=== DIRECTIONS FOR THIS TASK ===
Locate every line of the records below that contains the string "image", matching case exactly, and copy each such line.

=== Element placement data ===
##############################

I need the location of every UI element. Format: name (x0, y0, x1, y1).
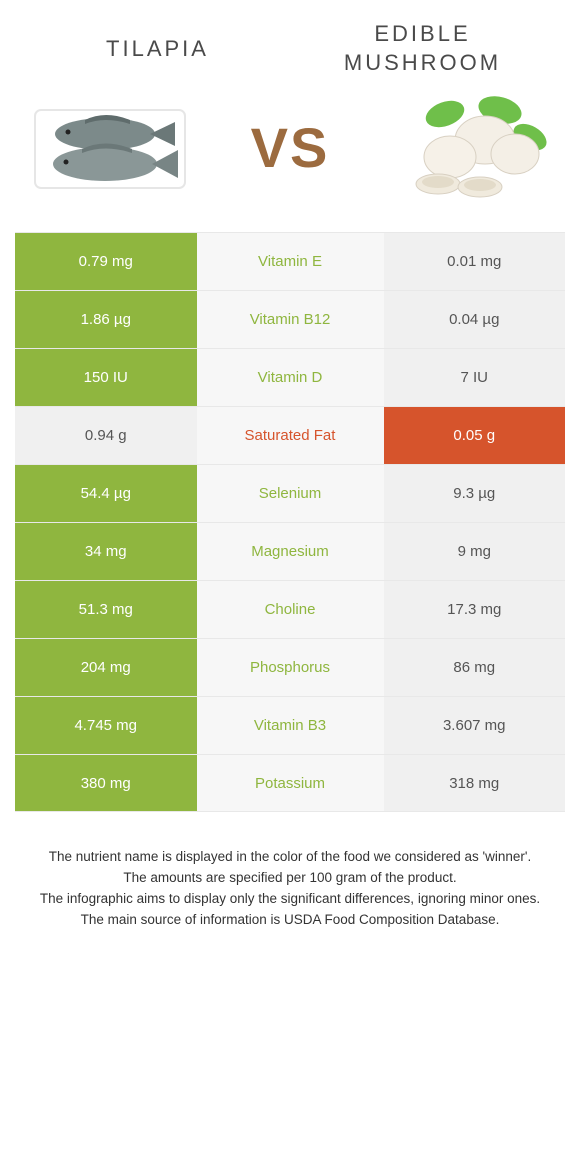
nutrient-name: Vitamin B12 (197, 291, 384, 348)
footnote-line: The nutrient name is displayed in the co… (25, 847, 555, 868)
nutrient-name: Saturated Fat (197, 407, 384, 464)
left-food-title: Tilapia (25, 36, 290, 62)
nutrient-name: Choline (197, 581, 384, 638)
left-value: 4.745 mg (15, 697, 197, 754)
vs-label: VS (251, 115, 330, 180)
right-value: 86 mg (384, 639, 566, 696)
left-value: 150 IU (15, 349, 197, 406)
table-row: 1.86 µgVitamin B120.04 µg (15, 290, 565, 348)
nutrient-name: Vitamin E (197, 233, 384, 290)
nutrient-name: Vitamin D (197, 349, 384, 406)
mushroom-image (385, 87, 555, 207)
left-value: 0.79 mg (15, 233, 197, 290)
left-value: 1.86 µg (15, 291, 197, 348)
table-row: 34 mgMagnesium9 mg (15, 522, 565, 580)
table-row: 4.745 mgVitamin B33.607 mg (15, 696, 565, 754)
right-value: 318 mg (384, 755, 566, 811)
table-row: 204 mgPhosphorus86 mg (15, 638, 565, 696)
right-value: 9.3 µg (384, 465, 566, 522)
nutrient-name: Phosphorus (197, 639, 384, 696)
right-value: 0.05 g (384, 407, 566, 464)
table-row: 0.94 gSaturated Fat0.05 g (15, 406, 565, 464)
tilapia-image (25, 87, 195, 207)
nutrient-name: Magnesium (197, 523, 384, 580)
nutrient-name: Selenium (197, 465, 384, 522)
nutrient-name: Vitamin B3 (197, 697, 384, 754)
right-value: 0.01 mg (384, 233, 566, 290)
right-food-title: Ediblemushroom (290, 20, 555, 77)
right-value: 9 mg (384, 523, 566, 580)
vs-row: VS (15, 87, 565, 207)
nutrient-table: 0.79 mgVitamin E0.01 mg1.86 µgVitamin B1… (15, 232, 565, 812)
right-value: 3.607 mg (384, 697, 566, 754)
table-row: 0.79 mgVitamin E0.01 mg (15, 232, 565, 290)
header: Tilapia Ediblemushroom (15, 20, 565, 87)
table-row: 51.3 mgCholine17.3 mg (15, 580, 565, 638)
nutrient-name: Potassium (197, 755, 384, 811)
left-value: 34 mg (15, 523, 197, 580)
left-value: 54.4 µg (15, 465, 197, 522)
right-value: 0.04 µg (384, 291, 566, 348)
table-row: 54.4 µgSelenium9.3 µg (15, 464, 565, 522)
table-row: 150 IUVitamin D7 IU (15, 348, 565, 406)
footnote-line: The infographic aims to display only the… (25, 889, 555, 910)
footnote-line: The main source of information is USDA F… (25, 910, 555, 931)
footnotes: The nutrient name is displayed in the co… (15, 847, 565, 931)
left-value: 380 mg (15, 755, 197, 811)
right-value: 7 IU (384, 349, 566, 406)
left-value: 51.3 mg (15, 581, 197, 638)
left-value: 0.94 g (15, 407, 197, 464)
table-row: 380 mgPotassium318 mg (15, 754, 565, 812)
footnote-line: The amounts are specified per 100 gram o… (25, 868, 555, 889)
left-value: 204 mg (15, 639, 197, 696)
right-value: 17.3 mg (384, 581, 566, 638)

##############################

=== EXPECTED ANSWER ===
mushroom-image (385, 87, 555, 207)
tilapia-image (25, 87, 195, 207)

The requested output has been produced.